(Dataset records)
|---|

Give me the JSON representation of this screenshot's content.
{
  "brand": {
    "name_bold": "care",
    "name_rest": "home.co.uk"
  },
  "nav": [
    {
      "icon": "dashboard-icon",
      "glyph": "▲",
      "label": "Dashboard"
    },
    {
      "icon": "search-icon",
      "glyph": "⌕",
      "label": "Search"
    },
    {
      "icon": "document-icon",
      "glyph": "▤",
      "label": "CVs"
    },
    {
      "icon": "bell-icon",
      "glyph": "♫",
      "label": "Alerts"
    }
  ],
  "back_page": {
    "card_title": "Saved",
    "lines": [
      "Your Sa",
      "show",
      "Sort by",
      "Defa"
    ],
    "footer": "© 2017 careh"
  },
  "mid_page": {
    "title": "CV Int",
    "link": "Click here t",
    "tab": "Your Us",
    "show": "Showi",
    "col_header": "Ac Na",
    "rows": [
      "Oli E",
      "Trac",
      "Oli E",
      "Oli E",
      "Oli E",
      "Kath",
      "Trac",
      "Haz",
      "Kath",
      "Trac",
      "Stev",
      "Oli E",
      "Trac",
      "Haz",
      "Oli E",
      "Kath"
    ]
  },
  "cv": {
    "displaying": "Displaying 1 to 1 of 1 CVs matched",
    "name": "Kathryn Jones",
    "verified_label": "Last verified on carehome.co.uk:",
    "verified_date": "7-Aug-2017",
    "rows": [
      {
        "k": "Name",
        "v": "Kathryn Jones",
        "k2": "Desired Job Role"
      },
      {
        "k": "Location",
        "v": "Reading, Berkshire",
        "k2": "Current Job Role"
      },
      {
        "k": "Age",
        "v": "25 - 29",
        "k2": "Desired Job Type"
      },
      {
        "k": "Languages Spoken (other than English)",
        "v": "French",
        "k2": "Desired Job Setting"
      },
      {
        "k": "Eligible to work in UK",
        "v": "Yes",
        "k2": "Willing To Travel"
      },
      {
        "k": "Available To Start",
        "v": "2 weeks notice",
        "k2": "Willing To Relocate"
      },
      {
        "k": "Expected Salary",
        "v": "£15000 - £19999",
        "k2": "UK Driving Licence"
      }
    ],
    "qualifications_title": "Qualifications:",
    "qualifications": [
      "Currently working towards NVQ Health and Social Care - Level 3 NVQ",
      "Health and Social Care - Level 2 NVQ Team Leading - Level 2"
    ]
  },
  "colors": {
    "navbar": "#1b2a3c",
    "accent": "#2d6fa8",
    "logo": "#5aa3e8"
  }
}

|---|

## [DIRECTIVE]
Copy every line of the material in which the word "Willing" occurs.

## [ANSWER TO THIS EXERCISE]
        "k2": "Willing To Travel"
        "k2": "Willing To Relocate"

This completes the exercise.